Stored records
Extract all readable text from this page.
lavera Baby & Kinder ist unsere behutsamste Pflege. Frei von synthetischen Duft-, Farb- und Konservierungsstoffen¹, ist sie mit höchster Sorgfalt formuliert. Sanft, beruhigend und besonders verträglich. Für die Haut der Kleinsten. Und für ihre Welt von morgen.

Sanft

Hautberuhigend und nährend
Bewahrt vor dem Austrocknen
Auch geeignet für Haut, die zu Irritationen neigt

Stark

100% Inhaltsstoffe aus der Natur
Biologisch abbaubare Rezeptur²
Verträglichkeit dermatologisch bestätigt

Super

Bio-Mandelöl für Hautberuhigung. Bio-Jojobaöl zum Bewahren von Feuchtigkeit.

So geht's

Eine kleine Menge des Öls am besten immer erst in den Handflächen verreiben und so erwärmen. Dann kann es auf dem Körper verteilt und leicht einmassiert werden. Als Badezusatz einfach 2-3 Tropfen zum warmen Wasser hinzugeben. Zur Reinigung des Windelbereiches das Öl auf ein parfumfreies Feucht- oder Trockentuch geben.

— WHAT IS ASKED —
Copy out all of the lines above exactly.

— RESPONSE TO THIS EXERCISE —
Extract all readable text from this page.
lavera Baby & Kinder ist unsere behutsamste Pflege. Frei von synthetischen Duft-, Farb- und Konservierungsstoffen¹, ist sie mit höchster Sorgfalt formuliert. Sanft, beruhigend und besonders verträglich. Für die Haut der Kleinsten. Und für ihre Welt von morgen.

Sanft

Hautberuhigend und nährend
Bewahrt vor dem Austrocknen
Auch geeignet für Haut, die zu Irritationen neigt

Stark

100% Inhaltsstoffe aus der Natur
Biologisch abbaubare Rezeptur²
Verträglichkeit dermatologisch bestätigt

Super

Bio-Mandelöl für Hautberuhigung. Bio-Jojobaöl zum Bewahren von Feuchtigkeit.

So geht's

Eine kleine Menge des Öls am besten immer erst in den Handflächen verreiben und so erwärmen. Dann kann es auf dem Körper verteilt und leicht einmassiert werden. Als Badezusatz einfach 2-3 Tropfen zum warmen Wasser hinzugeben. Zur Reinigung des Windelbereiches das Öl auf ein parfumfreies Feucht- oder Trockentuch geben.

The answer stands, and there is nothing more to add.